◆ WHAT YOU WILL DO ◆
Transcribe the entries exactly; images are not part of the copy.

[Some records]

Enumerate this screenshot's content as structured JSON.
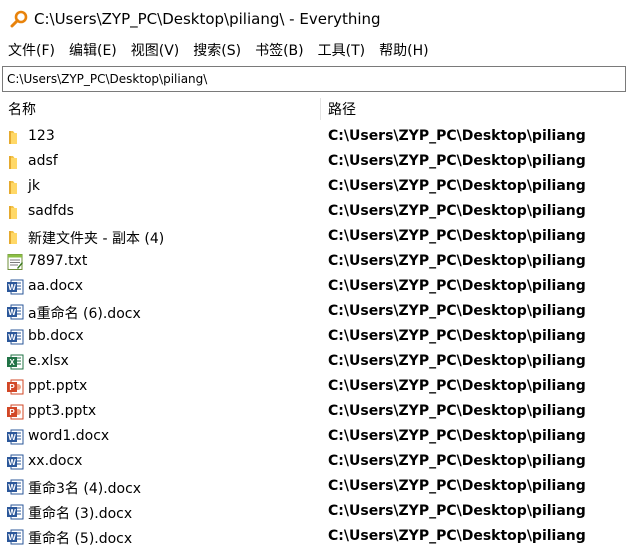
{
  "window": {
    "title": "C:\\Users\\ZYP_PC\\Desktop\\piliang\\  - Everything",
    "app_icon": "magnifier-icon",
    "accent_color": "#e8830c"
  },
  "menu": [
    {
      "label": "文件(F)"
    },
    {
      "label": "编辑(E)"
    },
    {
      "label": "视图(V)"
    },
    {
      "label": "搜索(S)"
    },
    {
      "label": "书签(B)"
    },
    {
      "label": "工具(T)"
    },
    {
      "label": "帮助(H)"
    }
  ],
  "search": {
    "value": "C:\\Users\\ZYP_PC\\Desktop\\piliang\\ "
  },
  "columns": {
    "name": "名称",
    "path": "路径"
  },
  "files": [
    {
      "name": "123",
      "path": "C:\\Users\\ZYP_PC\\Desktop\\piliang",
      "icon": "folder-icon"
    },
    {
      "name": "adsf",
      "path": "C:\\Users\\ZYP_PC\\Desktop\\piliang",
      "icon": "folder-icon"
    },
    {
      "name": "jk",
      "path": "C:\\Users\\ZYP_PC\\Desktop\\piliang",
      "icon": "folder-icon"
    },
    {
      "name": "sadfds",
      "path": "C:\\Users\\ZYP_PC\\Desktop\\piliang",
      "icon": "folder-icon"
    },
    {
      "name": "新建文件夹 - 副本 (4)",
      "path": "C:\\Users\\ZYP_PC\\Desktop\\piliang",
      "icon": "folder-icon"
    },
    {
      "name": "7897.txt",
      "path": "C:\\Users\\ZYP_PC\\Desktop\\piliang",
      "icon": "text-file-icon"
    },
    {
      "name": "aa.docx",
      "path": "C:\\Users\\ZYP_PC\\Desktop\\piliang",
      "icon": "word-file-icon"
    },
    {
      "name": "a重命名 (6).docx",
      "path": "C:\\Users\\ZYP_PC\\Desktop\\piliang",
      "icon": "word-file-icon"
    },
    {
      "name": "bb.docx",
      "path": "C:\\Users\\ZYP_PC\\Desktop\\piliang",
      "icon": "word-file-icon"
    },
    {
      "name": "e.xlsx",
      "path": "C:\\Users\\ZYP_PC\\Desktop\\piliang",
      "icon": "excel-file-icon"
    },
    {
      "name": "ppt.pptx",
      "path": "C:\\Users\\ZYP_PC\\Desktop\\piliang",
      "icon": "powerpoint-file-icon"
    },
    {
      "name": "ppt3.pptx",
      "path": "C:\\Users\\ZYP_PC\\Desktop\\piliang",
      "icon": "powerpoint-file-icon"
    },
    {
      "name": "word1.docx",
      "path": "C:\\Users\\ZYP_PC\\Desktop\\piliang",
      "icon": "word-file-icon"
    },
    {
      "name": "xx.docx",
      "path": "C:\\Users\\ZYP_PC\\Desktop\\piliang",
      "icon": "word-file-icon"
    },
    {
      "name": "重命3名 (4).docx",
      "path": "C:\\Users\\ZYP_PC\\Desktop\\piliang",
      "icon": "word-file-icon"
    },
    {
      "name": "重命名 (3).docx",
      "path": "C:\\Users\\ZYP_PC\\Desktop\\piliang",
      "icon": "word-file-icon"
    },
    {
      "name": "重命名 (5).docx",
      "path": "C:\\Users\\ZYP_PC\\Desktop\\piliang",
      "icon": "word-file-icon"
    }
  ]
}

◆ WORKED SOLUTION ◆
Enumerate this screenshot's content as structured JSON.
{
  "window": {
    "title": "C:\\Users\\ZYP_PC\\Desktop\\piliang\\  - Everything",
    "app_icon": "magnifier-icon",
    "accent_color": "#e8830c"
  },
  "menu": [
    {
      "label": "文件(F)"
    },
    {
      "label": "编辑(E)"
    },
    {
      "label": "视图(V)"
    },
    {
      "label": "搜索(S)"
    },
    {
      "label": "书签(B)"
    },
    {
      "label": "工具(T)"
    },
    {
      "label": "帮助(H)"
    }
  ],
  "search": {
    "value": "C:\\Users\\ZYP_PC\\Desktop\\piliang\\ "
  },
  "columns": {
    "name": "名称",
    "path": "路径"
  },
  "files": [
    {
      "name": "123",
      "path": "C:\\Users\\ZYP_PC\\Desktop\\piliang",
      "icon": "folder-icon"
    },
    {
      "name": "adsf",
      "path": "C:\\Users\\ZYP_PC\\Desktop\\piliang",
      "icon": "folder-icon"
    },
    {
      "name": "jk",
      "path": "C:\\Users\\ZYP_PC\\Desktop\\piliang",
      "icon": "folder-icon"
    },
    {
      "name": "sadfds",
      "path": "C:\\Users\\ZYP_PC\\Desktop\\piliang",
      "icon": "folder-icon"
    },
    {
      "name": "新建文件夹 - 副本 (4)",
      "path": "C:\\Users\\ZYP_PC\\Desktop\\piliang",
      "icon": "folder-icon"
    },
    {
      "name": "7897.txt",
      "path": "C:\\Users\\ZYP_PC\\Desktop\\piliang",
      "icon": "text-file-icon"
    },
    {
      "name": "aa.docx",
      "path": "C:\\Users\\ZYP_PC\\Desktop\\piliang",
      "icon": "word-file-icon"
    },
    {
      "name": "a重命名 (6).docx",
      "path": "C:\\Users\\ZYP_PC\\Desktop\\piliang",
      "icon": "word-file-icon"
    },
    {
      "name": "bb.docx",
      "path": "C:\\Users\\ZYP_PC\\Desktop\\piliang",
      "icon": "word-file-icon"
    },
    {
      "name": "e.xlsx",
      "path": "C:\\Users\\ZYP_PC\\Desktop\\piliang",
      "icon": "excel-file-icon"
    },
    {
      "name": "ppt.pptx",
      "path": "C:\\Users\\ZYP_PC\\Desktop\\piliang",
      "icon": "powerpoint-file-icon"
    },
    {
      "name": "ppt3.pptx",
      "path": "C:\\Users\\ZYP_PC\\Desktop\\piliang",
      "icon": "powerpoint-file-icon"
    },
    {
      "name": "word1.docx",
      "path": "C:\\Users\\ZYP_PC\\Desktop\\piliang",
      "icon": "word-file-icon"
    },
    {
      "name": "xx.docx",
      "path": "C:\\Users\\ZYP_PC\\Desktop\\piliang",
      "icon": "word-file-icon"
    },
    {
      "name": "重命3名 (4).docx",
      "path": "C:\\Users\\ZYP_PC\\Desktop\\piliang",
      "icon": "word-file-icon"
    },
    {
      "name": "重命名 (3).docx",
      "path": "C:\\Users\\ZYP_PC\\Desktop\\piliang",
      "icon": "word-file-icon"
    },
    {
      "name": "重命名 (5).docx",
      "path": "C:\\Users\\ZYP_PC\\Desktop\\piliang",
      "icon": "word-file-icon"
    }
  ]
}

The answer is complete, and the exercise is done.